- SUPPLIED RECORDS -
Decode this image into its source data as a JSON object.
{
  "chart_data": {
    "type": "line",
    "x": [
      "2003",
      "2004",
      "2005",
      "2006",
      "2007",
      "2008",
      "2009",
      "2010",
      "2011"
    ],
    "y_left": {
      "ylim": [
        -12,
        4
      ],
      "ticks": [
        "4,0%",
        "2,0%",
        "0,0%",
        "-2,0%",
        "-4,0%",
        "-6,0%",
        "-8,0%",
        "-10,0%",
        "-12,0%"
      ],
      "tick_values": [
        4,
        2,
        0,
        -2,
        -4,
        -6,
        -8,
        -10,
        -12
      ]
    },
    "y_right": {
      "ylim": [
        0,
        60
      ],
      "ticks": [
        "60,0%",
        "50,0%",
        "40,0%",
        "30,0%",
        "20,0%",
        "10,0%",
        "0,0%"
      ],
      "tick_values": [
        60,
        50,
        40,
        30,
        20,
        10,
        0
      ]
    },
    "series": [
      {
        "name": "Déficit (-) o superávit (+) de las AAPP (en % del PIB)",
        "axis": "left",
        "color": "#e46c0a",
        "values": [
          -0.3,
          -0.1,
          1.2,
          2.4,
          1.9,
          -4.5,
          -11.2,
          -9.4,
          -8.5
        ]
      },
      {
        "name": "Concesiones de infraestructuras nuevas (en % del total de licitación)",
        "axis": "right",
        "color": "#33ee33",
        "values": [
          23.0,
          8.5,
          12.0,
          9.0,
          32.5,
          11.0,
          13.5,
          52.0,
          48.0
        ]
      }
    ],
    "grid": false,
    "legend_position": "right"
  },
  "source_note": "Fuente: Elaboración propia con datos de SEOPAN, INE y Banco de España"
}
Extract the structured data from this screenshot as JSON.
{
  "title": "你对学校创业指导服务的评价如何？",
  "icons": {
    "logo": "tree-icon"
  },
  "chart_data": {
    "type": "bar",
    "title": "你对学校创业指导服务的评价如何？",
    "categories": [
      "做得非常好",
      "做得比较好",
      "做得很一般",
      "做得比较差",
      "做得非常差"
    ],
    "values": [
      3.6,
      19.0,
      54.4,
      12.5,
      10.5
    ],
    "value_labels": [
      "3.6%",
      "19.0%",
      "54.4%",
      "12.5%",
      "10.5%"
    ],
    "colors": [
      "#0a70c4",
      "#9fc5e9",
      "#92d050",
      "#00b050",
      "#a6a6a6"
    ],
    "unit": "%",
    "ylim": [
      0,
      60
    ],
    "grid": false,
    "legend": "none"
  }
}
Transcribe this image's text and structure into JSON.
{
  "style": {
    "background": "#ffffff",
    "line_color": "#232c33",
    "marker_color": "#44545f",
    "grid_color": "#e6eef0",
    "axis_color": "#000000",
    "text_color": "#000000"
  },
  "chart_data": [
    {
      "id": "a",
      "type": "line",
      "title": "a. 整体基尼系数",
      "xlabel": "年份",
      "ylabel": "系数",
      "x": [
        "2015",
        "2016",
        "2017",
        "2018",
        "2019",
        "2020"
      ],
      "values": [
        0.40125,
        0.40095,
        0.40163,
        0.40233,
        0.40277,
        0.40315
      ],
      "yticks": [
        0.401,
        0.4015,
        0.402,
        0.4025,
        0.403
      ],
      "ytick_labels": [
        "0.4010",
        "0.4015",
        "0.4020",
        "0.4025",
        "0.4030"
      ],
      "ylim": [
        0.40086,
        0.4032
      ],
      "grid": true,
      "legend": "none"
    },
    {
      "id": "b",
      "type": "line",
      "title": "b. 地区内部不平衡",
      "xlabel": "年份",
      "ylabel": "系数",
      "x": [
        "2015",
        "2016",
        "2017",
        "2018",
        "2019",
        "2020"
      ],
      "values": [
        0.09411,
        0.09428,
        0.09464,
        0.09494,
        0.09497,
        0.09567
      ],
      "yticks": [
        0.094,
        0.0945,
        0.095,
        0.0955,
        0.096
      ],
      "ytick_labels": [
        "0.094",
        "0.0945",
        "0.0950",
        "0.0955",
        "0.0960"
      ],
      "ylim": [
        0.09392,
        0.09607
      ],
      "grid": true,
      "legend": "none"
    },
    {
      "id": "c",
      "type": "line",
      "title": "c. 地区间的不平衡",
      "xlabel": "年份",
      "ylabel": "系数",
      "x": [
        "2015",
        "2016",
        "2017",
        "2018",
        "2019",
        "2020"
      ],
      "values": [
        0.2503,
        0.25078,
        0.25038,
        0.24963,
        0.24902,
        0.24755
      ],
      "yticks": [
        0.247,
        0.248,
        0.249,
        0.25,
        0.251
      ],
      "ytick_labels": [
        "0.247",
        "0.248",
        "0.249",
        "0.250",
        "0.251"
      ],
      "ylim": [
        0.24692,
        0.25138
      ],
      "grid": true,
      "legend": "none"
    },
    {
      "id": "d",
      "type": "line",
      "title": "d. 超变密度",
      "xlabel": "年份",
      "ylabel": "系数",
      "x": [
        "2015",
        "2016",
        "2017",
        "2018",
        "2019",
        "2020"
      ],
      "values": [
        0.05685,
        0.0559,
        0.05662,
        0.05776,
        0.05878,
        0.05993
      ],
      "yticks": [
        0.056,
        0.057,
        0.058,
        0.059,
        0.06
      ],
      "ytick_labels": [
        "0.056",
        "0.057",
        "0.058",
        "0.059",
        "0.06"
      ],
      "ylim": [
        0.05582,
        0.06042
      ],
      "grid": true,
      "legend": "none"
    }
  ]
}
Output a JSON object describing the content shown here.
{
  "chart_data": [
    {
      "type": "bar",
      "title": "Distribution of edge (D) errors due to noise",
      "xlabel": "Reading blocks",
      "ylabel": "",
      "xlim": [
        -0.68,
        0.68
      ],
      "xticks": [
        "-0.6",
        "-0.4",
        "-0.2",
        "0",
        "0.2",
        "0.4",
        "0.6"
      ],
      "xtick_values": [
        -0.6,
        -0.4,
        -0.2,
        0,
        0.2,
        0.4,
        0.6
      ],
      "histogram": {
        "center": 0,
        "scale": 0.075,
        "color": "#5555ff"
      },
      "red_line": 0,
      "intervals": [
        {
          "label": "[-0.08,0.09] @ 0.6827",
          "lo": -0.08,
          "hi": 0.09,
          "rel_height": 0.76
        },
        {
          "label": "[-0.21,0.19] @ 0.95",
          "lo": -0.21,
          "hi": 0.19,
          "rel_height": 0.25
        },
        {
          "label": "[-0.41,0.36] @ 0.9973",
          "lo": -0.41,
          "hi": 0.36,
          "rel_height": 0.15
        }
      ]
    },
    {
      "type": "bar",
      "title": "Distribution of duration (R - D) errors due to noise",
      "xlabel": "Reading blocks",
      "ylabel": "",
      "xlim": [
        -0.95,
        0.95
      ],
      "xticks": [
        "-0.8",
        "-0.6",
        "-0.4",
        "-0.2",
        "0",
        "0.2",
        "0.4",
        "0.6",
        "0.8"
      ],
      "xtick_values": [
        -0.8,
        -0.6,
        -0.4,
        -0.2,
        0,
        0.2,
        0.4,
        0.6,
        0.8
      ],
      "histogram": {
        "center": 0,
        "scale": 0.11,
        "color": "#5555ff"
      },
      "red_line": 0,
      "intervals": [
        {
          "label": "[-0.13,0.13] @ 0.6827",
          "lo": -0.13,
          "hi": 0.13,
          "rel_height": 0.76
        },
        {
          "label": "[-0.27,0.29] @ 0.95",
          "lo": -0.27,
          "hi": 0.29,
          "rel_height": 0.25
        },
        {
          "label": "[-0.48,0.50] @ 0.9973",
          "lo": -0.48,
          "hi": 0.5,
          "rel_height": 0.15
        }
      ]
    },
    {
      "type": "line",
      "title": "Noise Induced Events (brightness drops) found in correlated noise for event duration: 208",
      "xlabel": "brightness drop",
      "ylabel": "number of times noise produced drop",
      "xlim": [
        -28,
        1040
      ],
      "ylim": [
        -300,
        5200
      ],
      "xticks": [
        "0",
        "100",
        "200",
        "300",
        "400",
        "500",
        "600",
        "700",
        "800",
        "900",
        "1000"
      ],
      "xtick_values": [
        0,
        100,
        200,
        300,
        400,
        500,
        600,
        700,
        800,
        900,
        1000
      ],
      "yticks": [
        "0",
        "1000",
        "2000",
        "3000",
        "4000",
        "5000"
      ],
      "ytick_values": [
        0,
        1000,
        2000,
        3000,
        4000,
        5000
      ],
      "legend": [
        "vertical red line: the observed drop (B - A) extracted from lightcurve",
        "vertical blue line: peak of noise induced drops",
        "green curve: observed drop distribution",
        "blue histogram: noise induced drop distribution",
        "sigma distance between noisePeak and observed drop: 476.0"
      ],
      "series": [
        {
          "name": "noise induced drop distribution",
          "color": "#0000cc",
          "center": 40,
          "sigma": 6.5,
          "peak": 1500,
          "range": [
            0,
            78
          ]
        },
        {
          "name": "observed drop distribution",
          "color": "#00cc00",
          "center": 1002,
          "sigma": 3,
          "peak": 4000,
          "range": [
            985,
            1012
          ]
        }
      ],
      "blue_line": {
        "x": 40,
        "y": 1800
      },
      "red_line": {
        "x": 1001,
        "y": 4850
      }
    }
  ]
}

- EXERCISE -
For the data above, state only how many lines include the word "name".

- FULL RESPONSE -
4